Stored items:

* * * * * * * * *

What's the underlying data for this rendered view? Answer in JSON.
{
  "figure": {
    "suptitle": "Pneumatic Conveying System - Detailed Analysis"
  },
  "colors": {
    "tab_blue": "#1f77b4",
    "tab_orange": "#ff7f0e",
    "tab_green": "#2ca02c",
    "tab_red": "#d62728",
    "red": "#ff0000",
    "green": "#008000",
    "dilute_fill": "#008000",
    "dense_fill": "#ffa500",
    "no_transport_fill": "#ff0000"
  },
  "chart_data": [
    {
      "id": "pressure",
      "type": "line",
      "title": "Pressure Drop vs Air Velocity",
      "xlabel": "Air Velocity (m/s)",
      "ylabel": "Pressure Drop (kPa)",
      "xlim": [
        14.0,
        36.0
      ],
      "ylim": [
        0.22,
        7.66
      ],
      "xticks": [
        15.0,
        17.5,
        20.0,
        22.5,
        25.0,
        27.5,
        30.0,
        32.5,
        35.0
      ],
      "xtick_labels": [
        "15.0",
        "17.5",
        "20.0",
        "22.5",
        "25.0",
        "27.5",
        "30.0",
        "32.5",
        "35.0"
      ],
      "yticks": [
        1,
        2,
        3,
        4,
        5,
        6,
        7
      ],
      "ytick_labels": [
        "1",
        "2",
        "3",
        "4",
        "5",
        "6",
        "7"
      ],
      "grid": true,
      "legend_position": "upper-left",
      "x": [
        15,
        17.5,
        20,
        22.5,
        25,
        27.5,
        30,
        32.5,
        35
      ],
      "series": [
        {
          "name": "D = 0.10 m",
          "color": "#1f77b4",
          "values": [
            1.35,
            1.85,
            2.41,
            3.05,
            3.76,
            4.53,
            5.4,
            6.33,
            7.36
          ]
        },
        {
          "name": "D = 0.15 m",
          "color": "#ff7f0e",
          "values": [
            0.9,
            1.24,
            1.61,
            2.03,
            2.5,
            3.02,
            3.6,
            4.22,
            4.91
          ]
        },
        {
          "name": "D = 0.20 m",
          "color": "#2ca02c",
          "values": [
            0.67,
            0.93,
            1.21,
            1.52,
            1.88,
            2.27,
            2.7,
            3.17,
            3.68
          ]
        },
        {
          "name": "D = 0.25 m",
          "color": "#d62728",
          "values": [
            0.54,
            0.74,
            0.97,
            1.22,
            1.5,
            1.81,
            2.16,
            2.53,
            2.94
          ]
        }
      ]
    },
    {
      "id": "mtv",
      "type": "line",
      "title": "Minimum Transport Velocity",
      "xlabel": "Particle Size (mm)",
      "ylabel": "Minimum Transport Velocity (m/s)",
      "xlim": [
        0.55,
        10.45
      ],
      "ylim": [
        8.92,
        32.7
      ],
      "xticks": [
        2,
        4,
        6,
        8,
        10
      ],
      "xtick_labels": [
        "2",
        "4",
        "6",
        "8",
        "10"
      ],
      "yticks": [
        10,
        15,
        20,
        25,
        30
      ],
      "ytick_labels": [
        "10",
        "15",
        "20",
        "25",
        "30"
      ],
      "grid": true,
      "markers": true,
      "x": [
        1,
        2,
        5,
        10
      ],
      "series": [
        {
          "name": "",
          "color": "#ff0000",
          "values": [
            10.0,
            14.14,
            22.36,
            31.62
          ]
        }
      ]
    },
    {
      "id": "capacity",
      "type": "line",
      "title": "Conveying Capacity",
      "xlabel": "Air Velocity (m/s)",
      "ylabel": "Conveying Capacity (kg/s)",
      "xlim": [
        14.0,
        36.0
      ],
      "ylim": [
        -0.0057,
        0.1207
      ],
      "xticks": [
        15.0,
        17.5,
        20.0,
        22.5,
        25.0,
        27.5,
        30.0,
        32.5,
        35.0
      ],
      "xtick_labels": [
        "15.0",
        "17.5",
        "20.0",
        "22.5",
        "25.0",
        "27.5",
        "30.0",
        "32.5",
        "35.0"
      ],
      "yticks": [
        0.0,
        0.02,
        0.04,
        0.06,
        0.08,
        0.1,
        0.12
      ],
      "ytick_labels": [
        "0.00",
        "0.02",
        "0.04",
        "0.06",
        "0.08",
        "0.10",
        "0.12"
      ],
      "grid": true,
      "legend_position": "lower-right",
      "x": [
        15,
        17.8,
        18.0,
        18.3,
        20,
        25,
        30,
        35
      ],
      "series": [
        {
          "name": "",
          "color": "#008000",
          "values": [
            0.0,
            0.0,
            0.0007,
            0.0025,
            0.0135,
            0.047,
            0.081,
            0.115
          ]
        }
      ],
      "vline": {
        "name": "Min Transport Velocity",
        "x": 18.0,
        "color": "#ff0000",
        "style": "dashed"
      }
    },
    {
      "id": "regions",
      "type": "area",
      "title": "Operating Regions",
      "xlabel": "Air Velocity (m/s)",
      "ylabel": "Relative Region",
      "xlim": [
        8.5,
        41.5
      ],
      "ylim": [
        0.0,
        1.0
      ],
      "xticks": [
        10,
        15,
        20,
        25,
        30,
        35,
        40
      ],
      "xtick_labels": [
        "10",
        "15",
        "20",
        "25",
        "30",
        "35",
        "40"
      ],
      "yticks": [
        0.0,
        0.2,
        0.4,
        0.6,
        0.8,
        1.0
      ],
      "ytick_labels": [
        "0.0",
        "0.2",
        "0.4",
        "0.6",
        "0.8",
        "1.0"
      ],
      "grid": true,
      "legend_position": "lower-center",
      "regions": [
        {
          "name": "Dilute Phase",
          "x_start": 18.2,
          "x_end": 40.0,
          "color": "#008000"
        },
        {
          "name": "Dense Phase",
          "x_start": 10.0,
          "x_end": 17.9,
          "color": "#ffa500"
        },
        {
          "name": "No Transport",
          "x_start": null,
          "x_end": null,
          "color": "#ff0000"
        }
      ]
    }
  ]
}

* * * * * * * * *

Copy all the records above precisely.

Expected output:
What's the underlying data for this rendered view? Answer in JSON.
{
  "figure": {
    "suptitle": "Pneumatic Conveying System - Detailed Analysis"
  },
  "colors": {
    "tab_blue": "#1f77b4",
    "tab_orange": "#ff7f0e",
    "tab_green": "#2ca02c",
    "tab_red": "#d62728",
    "red": "#ff0000",
    "green": "#008000",
    "dilute_fill": "#008000",
    "dense_fill": "#ffa500",
    "no_transport_fill": "#ff0000"
  },
  "chart_data": [
    {
      "id": "pressure",
      "type": "line",
      "title": "Pressure Drop vs Air Velocity",
      "xlabel": "Air Velocity (m/s)",
      "ylabel": "Pressure Drop (kPa)",
      "xlim": [
        14.0,
        36.0
      ],
      "ylim": [
        0.22,
        7.66
      ],
      "xticks": [
        15.0,
        17.5,
        20.0,
        22.5,
        25.0,
        27.5,
        30.0,
        32.5,
        35.0
      ],
      "xtick_labels": [
        "15.0",
        "17.5",
        "20.0",
        "22.5",
        "25.0",
        "27.5",
        "30.0",
        "32.5",
        "35.0"
      ],
      "yticks": [
        1,
        2,
        3,
        4,
        5,
        6,
        7
      ],
      "ytick_labels": [
        "1",
        "2",
        "3",
        "4",
        "5",
        "6",
        "7"
      ],
      "grid": true,
      "legend_position": "upper-left",
      "x": [
        15,
        17.5,
        20,
        22.5,
        25,
        27.5,
        30,
        32.5,
        35
      ],
      "series": [
        {
          "name": "D = 0.10 m",
          "color": "#1f77b4",
          "values": [
            1.35,
            1.85,
            2.41,
            3.05,
            3.76,
            4.53,
            5.4,
            6.33,
            7.36
          ]
        },
        {
          "name": "D = 0.15 m",
          "color": "#ff7f0e",
          "values": [
            0.9,
            1.24,
            1.61,
            2.03,
            2.5,
            3.02,
            3.6,
            4.22,
            4.91
          ]
        },
        {
          "name": "D = 0.20 m",
          "color": "#2ca02c",
          "values": [
            0.67,
            0.93,
            1.21,
            1.52,
            1.88,
            2.27,
            2.7,
            3.17,
            3.68
          ]
        },
        {
          "name": "D = 0.25 m",
          "color": "#d62728",
          "values": [
            0.54,
            0.74,
            0.97,
            1.22,
            1.5,
            1.81,
            2.16,
            2.53,
            2.94
          ]
        }
      ]
    },
    {
      "id": "mtv",
      "type": "line",
      "title": "Minimum Transport Velocity",
      "xlabel": "Particle Size (mm)",
      "ylabel": "Minimum Transport Velocity (m/s)",
      "xlim": [
        0.55,
        10.45
      ],
      "ylim": [
        8.92,
        32.7
      ],
      "xticks": [
        2,
        4,
        6,
        8,
        10
      ],
      "xtick_labels": [
        "2",
        "4",
        "6",
        "8",
        "10"
      ],
      "yticks": [
        10,
        15,
        20,
        25,
        30
      ],
      "ytick_labels": [
        "10",
        "15",
        "20",
        "25",
        "30"
      ],
      "grid": true,
      "markers": true,
      "x": [
        1,
        2,
        5,
        10
      ],
      "series": [
        {
          "name": "",
          "color": "#ff0000",
          "values": [
            10.0,
            14.14,
            22.36,
            31.62
          ]
        }
      ]
    },
    {
      "id": "capacity",
      "type": "line",
      "title": "Conveying Capacity",
      "xlabel": "Air Velocity (m/s)",
      "ylabel": "Conveying Capacity (kg/s)",
      "xlim": [
        14.0,
        36.0
      ],
      "ylim": [
        -0.0057,
        0.1207
      ],
      "xticks": [
        15.0,
        17.5,
        20.0,
        22.5,
        25.0,
        27.5,
        30.0,
        32.5,
        35.0
      ],
      "xtick_labels": [
        "15.0",
        "17.5",
        "20.0",
        "22.5",
        "25.0",
        "27.5",
        "30.0",
        "32.5",
        "35.0"
      ],
      "yticks": [
        0.0,
        0.02,
        0.04,
        0.06,
        0.08,
        0.1,
        0.12
      ],
      "ytick_labels": [
        "0.00",
        "0.02",
        "0.04",
        "0.06",
        "0.08",
        "0.10",
        "0.12"
      ],
      "grid": true,
      "legend_position": "lower-right",
      "x": [
        15,
        17.8,
        18.0,
        18.3,
        20,
        25,
        30,
        35
      ],
      "series": [
        {
          "name": "",
          "color": "#008000",
          "values": [
            0.0,
            0.0,
            0.0007,
            0.0025,
            0.0135,
            0.047,
            0.081,
            0.115
          ]
        }
      ],
      "vline": {
        "name": "Min Transport Velocity",
        "x": 18.0,
        "color": "#ff0000",
        "style": "dashed"
      }
    },
    {
      "id": "regions",
      "type": "area",
      "title": "Operating Regions",
      "xlabel": "Air Velocity (m/s)",
      "ylabel": "Relative Region",
      "xlim": [
        8.5,
        41.5
      ],
      "ylim": [
        0.0,
        1.0
      ],
      "xticks": [
        10,
        15,
        20,
        25,
        30,
        35,
        40
      ],
      "xtick_labels": [
        "10",
        "15",
        "20",
        "25",
        "30",
        "35",
        "40"
      ],
      "yticks": [
        0.0,
        0.2,
        0.4,
        0.6,
        0.8,
        1.0
      ],
      "ytick_labels": [
        "0.0",
        "0.2",
        "0.4",
        "0.6",
        "0.8",
        "1.0"
      ],
      "grid": true,
      "legend_position": "lower-center",
      "regions": [
        {
          "name": "Dilute Phase",
          "x_start": 18.2,
          "x_end": 40.0,
          "color": "#008000"
        },
        {
          "name": "Dense Phase",
          "x_start": 10.0,
          "x_end": 17.9,
          "color": "#ffa500"
        },
        {
          "name": "No Transport",
          "x_start": null,
          "x_end": null,
          "color": "#ff0000"
        }
      ]
    }
  ]
}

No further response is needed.